Exercise description >>
Repeat every entry word for word, but leave the images out of your copy.

Data entries >>
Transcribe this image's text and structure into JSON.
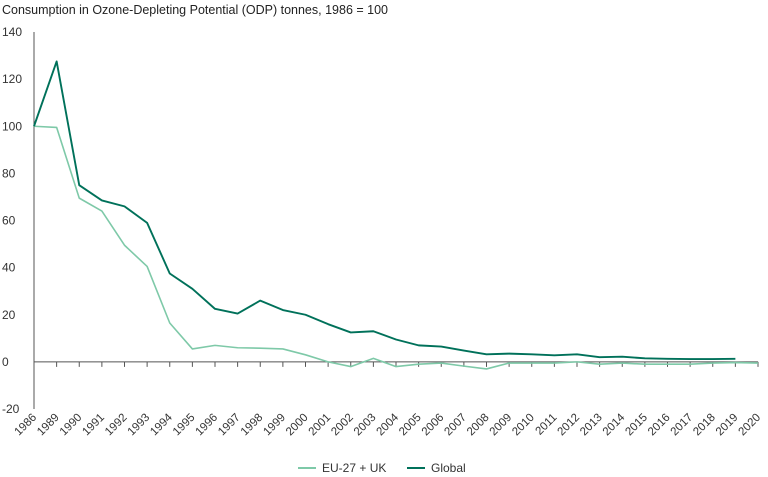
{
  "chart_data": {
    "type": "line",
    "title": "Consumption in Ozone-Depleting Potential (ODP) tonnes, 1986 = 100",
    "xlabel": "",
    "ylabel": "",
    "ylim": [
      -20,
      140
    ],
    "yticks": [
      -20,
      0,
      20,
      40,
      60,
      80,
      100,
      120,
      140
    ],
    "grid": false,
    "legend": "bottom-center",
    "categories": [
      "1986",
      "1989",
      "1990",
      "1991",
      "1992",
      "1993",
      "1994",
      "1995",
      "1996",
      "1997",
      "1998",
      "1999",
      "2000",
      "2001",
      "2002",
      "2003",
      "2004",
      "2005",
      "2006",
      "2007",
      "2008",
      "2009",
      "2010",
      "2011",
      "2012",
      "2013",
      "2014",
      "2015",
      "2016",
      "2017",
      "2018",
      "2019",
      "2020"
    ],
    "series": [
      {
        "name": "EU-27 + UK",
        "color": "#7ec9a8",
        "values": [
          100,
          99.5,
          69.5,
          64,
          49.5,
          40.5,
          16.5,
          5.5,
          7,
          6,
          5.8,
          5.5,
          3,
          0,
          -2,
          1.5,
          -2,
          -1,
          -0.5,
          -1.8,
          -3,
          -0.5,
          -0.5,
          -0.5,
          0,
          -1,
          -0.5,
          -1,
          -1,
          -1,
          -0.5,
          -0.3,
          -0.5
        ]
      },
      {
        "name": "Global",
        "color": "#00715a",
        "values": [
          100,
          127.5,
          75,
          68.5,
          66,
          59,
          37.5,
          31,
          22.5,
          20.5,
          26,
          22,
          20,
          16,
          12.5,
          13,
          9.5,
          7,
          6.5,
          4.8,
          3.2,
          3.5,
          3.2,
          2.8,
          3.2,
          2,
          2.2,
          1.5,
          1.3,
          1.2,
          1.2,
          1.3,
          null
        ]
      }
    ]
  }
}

The response >>
Transcribe this image's text and structure into JSON.
{
  "chart_data": {
    "type": "line",
    "title": "Consumption in Ozone-Depleting Potential (ODP) tonnes, 1986 = 100",
    "xlabel": "",
    "ylabel": "",
    "ylim": [
      -20,
      140
    ],
    "yticks": [
      -20,
      0,
      20,
      40,
      60,
      80,
      100,
      120,
      140
    ],
    "grid": false,
    "legend": "bottom-center",
    "categories": [
      "1986",
      "1989",
      "1990",
      "1991",
      "1992",
      "1993",
      "1994",
      "1995",
      "1996",
      "1997",
      "1998",
      "1999",
      "2000",
      "2001",
      "2002",
      "2003",
      "2004",
      "2005",
      "2006",
      "2007",
      "2008",
      "2009",
      "2010",
      "2011",
      "2012",
      "2013",
      "2014",
      "2015",
      "2016",
      "2017",
      "2018",
      "2019",
      "2020"
    ],
    "series": [
      {
        "name": "EU-27 + UK",
        "color": "#7ec9a8",
        "values": [
          100,
          99.5,
          69.5,
          64,
          49.5,
          40.5,
          16.5,
          5.5,
          7,
          6,
          5.8,
          5.5,
          3,
          0,
          -2,
          1.5,
          -2,
          -1,
          -0.5,
          -1.8,
          -3,
          -0.5,
          -0.5,
          -0.5,
          0,
          -1,
          -0.5,
          -1,
          -1,
          -1,
          -0.5,
          -0.3,
          -0.5
        ]
      },
      {
        "name": "Global",
        "color": "#00715a",
        "values": [
          100,
          127.5,
          75,
          68.5,
          66,
          59,
          37.5,
          31,
          22.5,
          20.5,
          26,
          22,
          20,
          16,
          12.5,
          13,
          9.5,
          7,
          6.5,
          4.8,
          3.2,
          3.5,
          3.2,
          2.8,
          3.2,
          2,
          2.2,
          1.5,
          1.3,
          1.2,
          1.2,
          1.3,
          null
        ]
      }
    ]
  }
}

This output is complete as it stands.